(What you are asked to do)
What is needed is an exact retyping of each entry, pictures excluded.
------------------------
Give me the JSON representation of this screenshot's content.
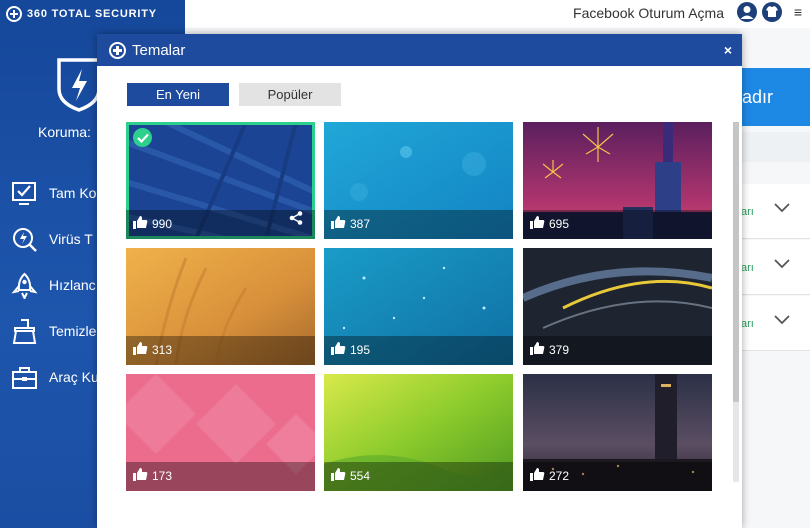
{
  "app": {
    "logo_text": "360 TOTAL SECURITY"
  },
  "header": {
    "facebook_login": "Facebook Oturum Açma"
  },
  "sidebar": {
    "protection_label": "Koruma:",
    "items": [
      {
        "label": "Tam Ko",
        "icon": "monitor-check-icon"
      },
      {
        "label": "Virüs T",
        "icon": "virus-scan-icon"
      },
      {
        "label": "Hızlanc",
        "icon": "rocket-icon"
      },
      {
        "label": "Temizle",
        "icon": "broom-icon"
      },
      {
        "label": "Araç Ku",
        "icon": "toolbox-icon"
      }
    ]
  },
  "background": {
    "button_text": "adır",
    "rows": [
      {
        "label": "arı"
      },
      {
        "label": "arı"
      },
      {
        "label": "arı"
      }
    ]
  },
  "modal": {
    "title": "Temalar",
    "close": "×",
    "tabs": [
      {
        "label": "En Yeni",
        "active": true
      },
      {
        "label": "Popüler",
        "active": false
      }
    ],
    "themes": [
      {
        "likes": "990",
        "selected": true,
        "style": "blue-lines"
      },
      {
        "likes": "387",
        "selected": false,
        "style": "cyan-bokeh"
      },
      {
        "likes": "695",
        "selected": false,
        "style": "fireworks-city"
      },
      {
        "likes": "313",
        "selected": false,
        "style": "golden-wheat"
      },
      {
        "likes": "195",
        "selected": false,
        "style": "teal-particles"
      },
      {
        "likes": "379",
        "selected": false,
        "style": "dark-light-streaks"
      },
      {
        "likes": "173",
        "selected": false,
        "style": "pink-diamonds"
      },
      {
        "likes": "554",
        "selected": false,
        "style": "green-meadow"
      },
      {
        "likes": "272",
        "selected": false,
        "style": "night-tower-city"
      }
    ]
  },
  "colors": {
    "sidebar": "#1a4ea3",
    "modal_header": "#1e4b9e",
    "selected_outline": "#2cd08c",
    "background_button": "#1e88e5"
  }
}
------------------------
(Task response)
Give me the JSON representation of this screenshot's content.
{
  "app": {
    "logo_text": "360 TOTAL SECURITY"
  },
  "header": {
    "facebook_login": "Facebook Oturum Açma"
  },
  "sidebar": {
    "protection_label": "Koruma:",
    "items": [
      {
        "label": "Tam Ko",
        "icon": "monitor-check-icon"
      },
      {
        "label": "Virüs T",
        "icon": "virus-scan-icon"
      },
      {
        "label": "Hızlanc",
        "icon": "rocket-icon"
      },
      {
        "label": "Temizle",
        "icon": "broom-icon"
      },
      {
        "label": "Araç Ku",
        "icon": "toolbox-icon"
      }
    ]
  },
  "background": {
    "button_text": "adır",
    "rows": [
      {
        "label": "arı"
      },
      {
        "label": "arı"
      },
      {
        "label": "arı"
      }
    ]
  },
  "modal": {
    "title": "Temalar",
    "close": "×",
    "tabs": [
      {
        "label": "En Yeni",
        "active": true
      },
      {
        "label": "Popüler",
        "active": false
      }
    ],
    "themes": [
      {
        "likes": "990",
        "selected": true,
        "style": "blue-lines"
      },
      {
        "likes": "387",
        "selected": false,
        "style": "cyan-bokeh"
      },
      {
        "likes": "695",
        "selected": false,
        "style": "fireworks-city"
      },
      {
        "likes": "313",
        "selected": false,
        "style": "golden-wheat"
      },
      {
        "likes": "195",
        "selected": false,
        "style": "teal-particles"
      },
      {
        "likes": "379",
        "selected": false,
        "style": "dark-light-streaks"
      },
      {
        "likes": "173",
        "selected": false,
        "style": "pink-diamonds"
      },
      {
        "likes": "554",
        "selected": false,
        "style": "green-meadow"
      },
      {
        "likes": "272",
        "selected": false,
        "style": "night-tower-city"
      }
    ]
  },
  "colors": {
    "sidebar": "#1a4ea3",
    "modal_header": "#1e4b9e",
    "selected_outline": "#2cd08c",
    "background_button": "#1e88e5"
  }
}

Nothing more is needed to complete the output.